(Entries with figure data)

***

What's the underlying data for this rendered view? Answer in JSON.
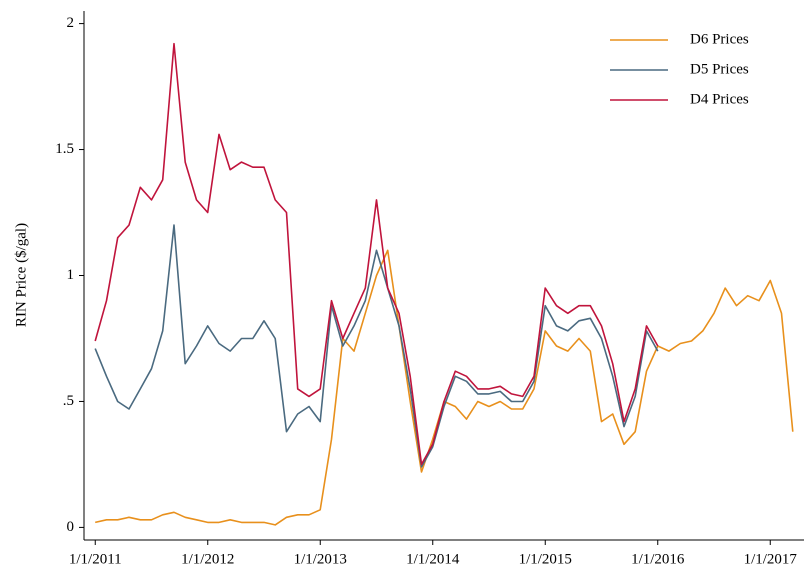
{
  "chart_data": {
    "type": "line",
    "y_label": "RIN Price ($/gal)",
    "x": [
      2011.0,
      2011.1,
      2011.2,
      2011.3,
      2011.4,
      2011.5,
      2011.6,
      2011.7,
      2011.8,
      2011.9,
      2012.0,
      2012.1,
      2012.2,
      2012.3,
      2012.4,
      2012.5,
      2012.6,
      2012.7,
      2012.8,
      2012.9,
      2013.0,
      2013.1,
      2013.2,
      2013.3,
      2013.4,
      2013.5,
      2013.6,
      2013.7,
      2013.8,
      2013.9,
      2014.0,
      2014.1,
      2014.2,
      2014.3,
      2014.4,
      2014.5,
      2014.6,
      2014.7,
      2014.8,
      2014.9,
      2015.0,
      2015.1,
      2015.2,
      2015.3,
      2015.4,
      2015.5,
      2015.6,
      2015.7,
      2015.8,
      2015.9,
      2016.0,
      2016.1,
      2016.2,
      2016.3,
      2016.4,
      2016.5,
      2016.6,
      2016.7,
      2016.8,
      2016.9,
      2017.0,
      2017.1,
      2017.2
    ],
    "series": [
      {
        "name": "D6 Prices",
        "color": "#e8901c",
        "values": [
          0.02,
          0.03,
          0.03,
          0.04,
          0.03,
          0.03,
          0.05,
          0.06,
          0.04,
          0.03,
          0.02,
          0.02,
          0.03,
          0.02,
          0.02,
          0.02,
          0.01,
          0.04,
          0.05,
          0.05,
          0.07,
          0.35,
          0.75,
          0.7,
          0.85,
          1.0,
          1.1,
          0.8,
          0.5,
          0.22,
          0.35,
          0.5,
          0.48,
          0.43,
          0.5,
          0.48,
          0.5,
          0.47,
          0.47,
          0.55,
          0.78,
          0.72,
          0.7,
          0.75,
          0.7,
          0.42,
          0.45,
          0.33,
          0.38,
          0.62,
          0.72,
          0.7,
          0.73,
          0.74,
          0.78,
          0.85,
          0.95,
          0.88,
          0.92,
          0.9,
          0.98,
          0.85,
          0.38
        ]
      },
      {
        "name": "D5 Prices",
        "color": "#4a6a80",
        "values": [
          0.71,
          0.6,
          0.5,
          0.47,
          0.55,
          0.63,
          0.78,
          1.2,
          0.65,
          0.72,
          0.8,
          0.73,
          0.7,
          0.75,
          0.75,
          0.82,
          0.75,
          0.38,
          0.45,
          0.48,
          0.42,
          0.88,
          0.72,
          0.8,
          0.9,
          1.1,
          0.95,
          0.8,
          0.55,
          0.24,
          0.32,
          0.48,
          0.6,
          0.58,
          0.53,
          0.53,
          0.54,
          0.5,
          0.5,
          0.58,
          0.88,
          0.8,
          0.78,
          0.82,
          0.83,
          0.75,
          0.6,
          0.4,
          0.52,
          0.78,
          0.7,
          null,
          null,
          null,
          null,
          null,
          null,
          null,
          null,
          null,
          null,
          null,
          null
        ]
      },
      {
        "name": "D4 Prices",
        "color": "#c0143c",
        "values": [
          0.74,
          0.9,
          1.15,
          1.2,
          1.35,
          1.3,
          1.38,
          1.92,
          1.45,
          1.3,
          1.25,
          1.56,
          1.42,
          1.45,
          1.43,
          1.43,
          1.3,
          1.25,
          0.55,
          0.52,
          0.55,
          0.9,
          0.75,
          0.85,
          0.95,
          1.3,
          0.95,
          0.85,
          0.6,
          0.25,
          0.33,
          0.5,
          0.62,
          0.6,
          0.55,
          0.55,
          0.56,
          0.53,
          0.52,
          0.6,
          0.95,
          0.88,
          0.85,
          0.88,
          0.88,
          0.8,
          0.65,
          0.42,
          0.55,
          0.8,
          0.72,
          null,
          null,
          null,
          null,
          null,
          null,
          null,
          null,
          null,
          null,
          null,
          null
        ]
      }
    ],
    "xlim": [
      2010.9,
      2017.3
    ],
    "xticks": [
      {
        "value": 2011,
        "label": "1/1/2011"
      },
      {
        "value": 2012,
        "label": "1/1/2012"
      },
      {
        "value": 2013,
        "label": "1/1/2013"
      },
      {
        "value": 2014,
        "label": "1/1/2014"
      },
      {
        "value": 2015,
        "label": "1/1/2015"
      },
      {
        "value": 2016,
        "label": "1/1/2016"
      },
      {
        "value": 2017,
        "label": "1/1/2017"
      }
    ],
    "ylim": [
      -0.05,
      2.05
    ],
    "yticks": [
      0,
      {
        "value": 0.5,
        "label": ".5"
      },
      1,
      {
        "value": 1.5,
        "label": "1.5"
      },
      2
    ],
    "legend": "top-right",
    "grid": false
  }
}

***

From the listing above, copy every line that holds the string "color".

        "color": "#e8901c",
        "color": "#4a6a80",
        "color": "#c0143c",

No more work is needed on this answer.